**Ausgewählter Auszug**
+ + + + +

Was ist eigentlich Judo

Was ist eigentlich Judo

Judo ist ein Sport der vor knapp 100 Jahren in Japan von Jigoro Jano entwickelt wurde. Judo wurde aus dem Jiu Jitusu, einer Selbstverteidigungsart entwickelt. Dabei wurden unter anderem alle Schlag- und Trittechniken weggelassen. Gewinnen kann man in Wettkämpfen durch einen guten Wurf, einen Haltegriff, einen Armhebel oder einen Würgegriff. Schüler dürfen bei Wettkämpfen weder Armhebel noch Würgegriffe anwenden.
 
Judo macht Spaß
Auch wenn es gefährlich klingt. Judo ist nicht gefährlich. Alle Judoka (so nennt man die Judokämpfer auf japanisch) lernen das richtige Fallen. So das sie sich beim Kämpfen nicht verletzen können. Bei Armhebeln und Würgegriffen hört der Angreifer (japanisch Tori) sofort auf wenn der Angegriffene (japanisch Uke) aufgibt.

Bei Kindern steht nicht der Wettkampf im Vordergrund, sondern der Spaß an der Bewegung. Wichtig ist auch das die Kinder die 2 Prinzipien Kanos kennenlernen. Das technische Prinzip wird oft mit den Worten "siegen durch nachgeben" beschrieben. Das heißt man wirft bspw. den Angreifer mit dessen eigenem Schwung. Das moralische Prinzip wird oft mit den Worten "gegenseitiges Helfen und Verstehen" beschrieben. Das soll klar machen das der Partner bzw. die Partnerin nicht nur reines Übungsobjekt ist, sondern jemand mit dem  man übt, und für den man Verantwortung hat.

+ + + + +

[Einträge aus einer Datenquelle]
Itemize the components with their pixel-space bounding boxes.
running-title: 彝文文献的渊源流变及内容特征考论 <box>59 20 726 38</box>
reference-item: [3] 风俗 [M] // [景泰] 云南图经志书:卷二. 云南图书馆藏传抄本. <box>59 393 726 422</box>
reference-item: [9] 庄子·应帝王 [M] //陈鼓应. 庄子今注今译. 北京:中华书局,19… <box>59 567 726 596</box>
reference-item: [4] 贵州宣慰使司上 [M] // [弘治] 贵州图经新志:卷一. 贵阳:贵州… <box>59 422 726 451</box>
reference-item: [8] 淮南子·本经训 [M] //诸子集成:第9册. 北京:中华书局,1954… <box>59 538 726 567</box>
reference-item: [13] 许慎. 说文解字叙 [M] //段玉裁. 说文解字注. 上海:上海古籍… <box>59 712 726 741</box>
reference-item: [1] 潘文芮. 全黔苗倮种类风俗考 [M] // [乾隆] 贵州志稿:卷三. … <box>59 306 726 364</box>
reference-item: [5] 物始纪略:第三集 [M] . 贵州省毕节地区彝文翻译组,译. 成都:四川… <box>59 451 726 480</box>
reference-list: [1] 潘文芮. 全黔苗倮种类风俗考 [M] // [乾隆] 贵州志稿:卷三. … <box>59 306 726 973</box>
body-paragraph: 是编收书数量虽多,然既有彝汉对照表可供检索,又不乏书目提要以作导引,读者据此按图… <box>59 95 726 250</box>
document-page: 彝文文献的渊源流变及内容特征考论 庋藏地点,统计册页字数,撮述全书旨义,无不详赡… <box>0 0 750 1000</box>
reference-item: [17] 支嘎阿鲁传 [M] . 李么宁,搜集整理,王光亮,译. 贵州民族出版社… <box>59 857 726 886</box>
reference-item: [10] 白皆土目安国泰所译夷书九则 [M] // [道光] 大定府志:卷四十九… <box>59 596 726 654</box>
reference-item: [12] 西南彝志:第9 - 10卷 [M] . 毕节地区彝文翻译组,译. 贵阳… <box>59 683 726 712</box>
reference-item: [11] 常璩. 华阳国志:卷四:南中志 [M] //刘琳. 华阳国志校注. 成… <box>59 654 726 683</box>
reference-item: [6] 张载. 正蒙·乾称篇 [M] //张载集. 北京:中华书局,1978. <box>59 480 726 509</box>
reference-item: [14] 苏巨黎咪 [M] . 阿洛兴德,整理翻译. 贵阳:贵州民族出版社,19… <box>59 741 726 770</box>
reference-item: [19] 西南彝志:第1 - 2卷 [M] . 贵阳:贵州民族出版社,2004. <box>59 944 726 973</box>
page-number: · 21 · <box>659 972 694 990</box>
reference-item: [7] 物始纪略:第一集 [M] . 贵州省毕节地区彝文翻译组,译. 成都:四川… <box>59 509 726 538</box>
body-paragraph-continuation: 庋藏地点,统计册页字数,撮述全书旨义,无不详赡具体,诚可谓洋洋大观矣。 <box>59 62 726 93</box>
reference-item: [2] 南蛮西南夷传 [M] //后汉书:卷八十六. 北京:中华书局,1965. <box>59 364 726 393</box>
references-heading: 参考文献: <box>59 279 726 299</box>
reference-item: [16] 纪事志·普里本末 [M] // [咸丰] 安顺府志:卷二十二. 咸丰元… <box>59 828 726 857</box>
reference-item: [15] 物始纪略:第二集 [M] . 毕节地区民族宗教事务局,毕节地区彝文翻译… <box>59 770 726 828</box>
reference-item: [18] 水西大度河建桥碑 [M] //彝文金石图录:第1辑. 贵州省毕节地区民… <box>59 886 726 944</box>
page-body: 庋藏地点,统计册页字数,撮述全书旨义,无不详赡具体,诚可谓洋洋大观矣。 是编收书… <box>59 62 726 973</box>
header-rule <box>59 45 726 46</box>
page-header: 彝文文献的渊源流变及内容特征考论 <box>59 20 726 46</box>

+ + + + +

**Arbeitsauftrag**
Aktualisieren Sie im Text über Judo den Abschnitt, der mit den Worten „Bei Kindern steht“ beginnt und mit „man Verantwortung hat.“ endet, indem Sie ihn wiedergeben und darin „Bewegung“ durch „Technik“ ersetzen. Stützen Sie sich ausschließlich auf den Text.

**Lösung**
Bei Kindern steht nicht der Wettkampf im Vordergrund, sondern der Spaß an der Technik. Wichtig ist auch das die Kinder die 2 Prinzipien Kanos kennenlernen. Das technische Prinzip wird oft mit den Worten "siegen durch nachgeben" beschrieben. Das heißt man wirft bspw. den Angreifer mit dessen eigenem Schwung. Das moralische Prinzip wird oft mit den Worten "gegenseitiges Helfen und Verstehen" beschrieben. Das soll klar machen das der Partner bzw. die Partnerin nicht nur reines Übungsobjekt ist, sondern jemand mit dem  man übt, und für den man Verantwortung hat.